**THE DATA**
--- Begin ---
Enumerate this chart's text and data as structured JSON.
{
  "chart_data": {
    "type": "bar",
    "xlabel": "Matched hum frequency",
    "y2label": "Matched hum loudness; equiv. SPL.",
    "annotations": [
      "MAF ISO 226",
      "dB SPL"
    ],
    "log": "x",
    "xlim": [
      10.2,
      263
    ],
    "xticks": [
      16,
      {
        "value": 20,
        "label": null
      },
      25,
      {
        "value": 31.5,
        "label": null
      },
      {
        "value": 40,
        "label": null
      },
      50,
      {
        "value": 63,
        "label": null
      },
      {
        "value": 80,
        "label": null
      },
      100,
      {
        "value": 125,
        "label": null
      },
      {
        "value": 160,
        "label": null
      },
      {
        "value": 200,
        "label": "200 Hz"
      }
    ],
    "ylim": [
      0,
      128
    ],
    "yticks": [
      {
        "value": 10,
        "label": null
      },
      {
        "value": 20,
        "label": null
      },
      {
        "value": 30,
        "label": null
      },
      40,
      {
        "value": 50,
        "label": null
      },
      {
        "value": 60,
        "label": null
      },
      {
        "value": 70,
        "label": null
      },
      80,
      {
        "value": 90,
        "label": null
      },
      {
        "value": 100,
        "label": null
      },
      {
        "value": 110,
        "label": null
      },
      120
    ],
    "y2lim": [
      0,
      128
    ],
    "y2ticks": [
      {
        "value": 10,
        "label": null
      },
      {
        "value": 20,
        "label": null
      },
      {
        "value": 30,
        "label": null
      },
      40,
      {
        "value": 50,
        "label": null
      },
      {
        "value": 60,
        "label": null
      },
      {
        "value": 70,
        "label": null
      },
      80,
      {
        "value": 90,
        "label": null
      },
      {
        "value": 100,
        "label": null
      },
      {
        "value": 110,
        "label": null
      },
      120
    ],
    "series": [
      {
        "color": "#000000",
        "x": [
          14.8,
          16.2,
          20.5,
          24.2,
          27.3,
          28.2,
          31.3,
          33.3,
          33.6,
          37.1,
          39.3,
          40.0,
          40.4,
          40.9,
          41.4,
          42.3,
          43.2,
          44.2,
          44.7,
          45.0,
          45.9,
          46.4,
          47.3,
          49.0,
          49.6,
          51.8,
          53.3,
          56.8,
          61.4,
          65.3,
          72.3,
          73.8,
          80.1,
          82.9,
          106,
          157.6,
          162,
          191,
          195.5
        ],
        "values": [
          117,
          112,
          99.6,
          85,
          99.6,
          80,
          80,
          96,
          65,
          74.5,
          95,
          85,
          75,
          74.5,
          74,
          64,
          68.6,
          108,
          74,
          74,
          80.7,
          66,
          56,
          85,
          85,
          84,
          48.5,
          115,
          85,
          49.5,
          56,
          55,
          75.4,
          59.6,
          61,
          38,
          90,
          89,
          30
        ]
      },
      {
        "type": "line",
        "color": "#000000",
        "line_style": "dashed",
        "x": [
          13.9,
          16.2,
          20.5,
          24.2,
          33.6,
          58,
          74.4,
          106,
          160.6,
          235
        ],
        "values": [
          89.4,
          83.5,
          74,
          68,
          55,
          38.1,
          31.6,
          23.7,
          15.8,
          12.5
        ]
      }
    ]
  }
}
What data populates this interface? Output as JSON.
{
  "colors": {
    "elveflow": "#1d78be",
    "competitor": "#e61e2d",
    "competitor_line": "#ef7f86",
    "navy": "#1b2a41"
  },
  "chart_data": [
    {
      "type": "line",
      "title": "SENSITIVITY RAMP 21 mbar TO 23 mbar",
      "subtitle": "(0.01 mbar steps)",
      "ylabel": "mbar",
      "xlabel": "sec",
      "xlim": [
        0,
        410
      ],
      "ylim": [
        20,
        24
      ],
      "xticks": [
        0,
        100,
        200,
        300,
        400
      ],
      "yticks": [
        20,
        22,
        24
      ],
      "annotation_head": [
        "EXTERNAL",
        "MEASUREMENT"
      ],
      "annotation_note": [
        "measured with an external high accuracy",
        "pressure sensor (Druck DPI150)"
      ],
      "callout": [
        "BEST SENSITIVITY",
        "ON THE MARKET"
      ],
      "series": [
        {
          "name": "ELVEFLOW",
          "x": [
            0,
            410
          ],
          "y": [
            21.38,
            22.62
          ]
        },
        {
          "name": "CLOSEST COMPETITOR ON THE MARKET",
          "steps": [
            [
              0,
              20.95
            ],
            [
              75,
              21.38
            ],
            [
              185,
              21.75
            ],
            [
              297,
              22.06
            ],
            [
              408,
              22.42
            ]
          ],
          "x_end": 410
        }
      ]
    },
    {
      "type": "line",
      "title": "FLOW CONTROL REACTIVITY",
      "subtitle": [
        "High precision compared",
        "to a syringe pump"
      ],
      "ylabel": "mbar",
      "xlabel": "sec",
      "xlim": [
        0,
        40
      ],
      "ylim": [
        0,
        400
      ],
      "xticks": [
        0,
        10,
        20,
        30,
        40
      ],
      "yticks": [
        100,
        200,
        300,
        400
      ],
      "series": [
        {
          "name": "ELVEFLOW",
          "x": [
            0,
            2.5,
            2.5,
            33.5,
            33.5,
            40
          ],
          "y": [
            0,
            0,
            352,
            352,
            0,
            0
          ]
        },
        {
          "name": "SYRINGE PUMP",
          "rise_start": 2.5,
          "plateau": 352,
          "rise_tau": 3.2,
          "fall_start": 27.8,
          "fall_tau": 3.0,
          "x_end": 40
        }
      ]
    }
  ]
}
--- End ---
**WHAT IS BEING ASKED**
From the listing above, extract every line exactly as it stands.

**RESULT OF THE TASK**
Enumerate this chart's text and data as structured JSON.
{
  "chart_data": {
    "type": "bar",
    "xlabel": "Matched hum frequency",
    "y2label": "Matched hum loudness; equiv. SPL.",
    "annotations": [
      "MAF ISO 226",
      "dB SPL"
    ],
    "log": "x",
    "xlim": [
      10.2,
      263
    ],
    "xticks": [
      16,
      {
        "value": 20,
        "label": null
      },
      25,
      {
        "value": 31.5,
        "label": null
      },
      {
        "value": 40,
        "label": null
      },
      50,
      {
        "value": 63,
        "label": null
      },
      {
        "value": 80,
        "label": null
      },
      100,
      {
        "value": 125,
        "label": null
      },
      {
        "value": 160,
        "label": null
      },
      {
        "value": 200,
        "label": "200 Hz"
      }
    ],
    "ylim": [
      0,
      128
    ],
    "yticks": [
      {
        "value": 10,
        "label": null
      },
      {
        "value": 20,
        "label": null
      },
      {
        "value": 30,
        "label": null
      },
      40,
      {
        "value": 50,
        "label": null
      },
      {
        "value": 60,
        "label": null
      },
      {
        "value": 70,
        "label": null
      },
      80,
      {
        "value": 90,
        "label": null
      },
      {
        "value": 100,
        "label": null
      },
      {
        "value": 110,
        "label": null
      },
      120
    ],
    "y2lim": [
      0,
      128
    ],
    "y2ticks": [
      {
        "value": 10,
        "label": null
      },
      {
        "value": 20,
        "label": null
      },
      {
        "value": 30,
        "label": null
      },
      40,
      {
        "value": 50,
        "label": null
      },
      {
        "value": 60,
        "label": null
      },
      {
        "value": 70,
        "label": null
      },
      80,
      {
        "value": 90,
        "label": null
      },
      {
        "value": 100,
        "label": null
      },
      {
        "value": 110,
        "label": null
      },
      120
    ],
    "series": [
      {
        "color": "#000000",
        "x": [
          14.8,
          16.2,
          20.5,
          24.2,
          27.3,
          28.2,
          31.3,
          33.3,
          33.6,
          37.1,
          39.3,
          40.0,
          40.4,
          40.9,
          41.4,
          42.3,
          43.2,
          44.2,
          44.7,
          45.0,
          45.9,
          46.4,
          47.3,
          49.0,
          49.6,
          51.8,
          53.3,
          56.8,
          61.4,
          65.3,
          72.3,
          73.8,
          80.1,
          82.9,
          106,
          157.6,
          162,
          191,
          195.5
        ],
        "values": [
          117,
          112,
          99.6,
          85,
          99.6,
          80,
          80,
          96,
          65,
          74.5,
          95,
          85,
          75,
          74.5,
          74,
          64,
          68.6,
          108,
          74,
          74,
          80.7,
          66,
          56,
          85,
          85,
          84,
          48.5,
          115,
          85,
          49.5,
          56,
          55,
          75.4,
          59.6,
          61,
          38,
          90,
          89,
          30
        ]
      },
      {
        "type": "line",
        "color": "#000000",
        "line_style": "dashed",
        "x": [
          13.9,
          16.2,
          20.5,
          24.2,
          33.6,
          58,
          74.4,
          106,
          160.6,
          235
        ],
        "values": [
          89.4,
          83.5,
          74,
          68,
          55,
          38.1,
          31.6,
          23.7,
          15.8,
          12.5
        ]
      }
    ]
  }
}
What data populates this interface? Output as JSON.
{
  "colors": {
    "elveflow": "#1d78be",
    "competitor": "#e61e2d",
    "competitor_line": "#ef7f86",
    "navy": "#1b2a41"
  },
  "chart_data": [
    {
      "type": "line",
      "title": "SENSITIVITY RAMP 21 mbar TO 23 mbar",
      "subtitle": "(0.01 mbar steps)",
      "ylabel": "mbar",
      "xlabel": "sec",
      "xlim": [
        0,
        410
      ],
      "ylim": [
        20,
        24
      ],
      "xticks": [
        0,
        100,
        200,
        300,
        400
      ],
      "yticks": [
        20,
        22,
        24
      ],
      "annotation_head": [
        "EXTERNAL",
        "MEASUREMENT"
      ],
      "annotation_note": [
        "measured with an external high accuracy",
        "pressure sensor (Druck DPI150)"
      ],
      "callout": [
        "BEST SENSITIVITY",
        "ON THE MARKET"
      ],
      "series": [
        {
          "name": "ELVEFLOW",
          "x": [
            0,
            410
          ],
          "y": [
            21.38,
            22.62
          ]
        },
        {
          "name": "CLOSEST COMPETITOR ON THE MARKET",
          "steps": [
            [
              0,
              20.95
            ],
            [
              75,
              21.38
            ],
            [
              185,
              21.75
            ],
            [
              297,
              22.06
            ],
            [
              408,
              22.42
            ]
          ],
          "x_end": 410
        }
      ]
    },
    {
      "type": "line",
      "title": "FLOW CONTROL REACTIVITY",
      "subtitle": [
        "High precision compared",
        "to a syringe pump"
      ],
      "ylabel": "mbar",
      "xlabel": "sec",
      "xlim": [
        0,
        40
      ],
      "ylim": [
        0,
        400
      ],
      "xticks": [
        0,
        10,
        20,
        30,
        40
      ],
      "yticks": [
        100,
        200,
        300,
        400
      ],
      "series": [
        {
          "name": "ELVEFLOW",
          "x": [
            0,
            2.5,
            2.5,
            33.5,
            33.5,
            40
          ],
          "y": [
            0,
            0,
            352,
            352,
            0,
            0
          ]
        },
        {
          "name": "SYRINGE PUMP",
          "rise_start": 2.5,
          "plateau": 352,
          "rise_tau": 3.2,
          "fall_start": 27.8,
          "fall_tau": 3.0,
          "x_end": 40
        }
      ]
    }
  ]
}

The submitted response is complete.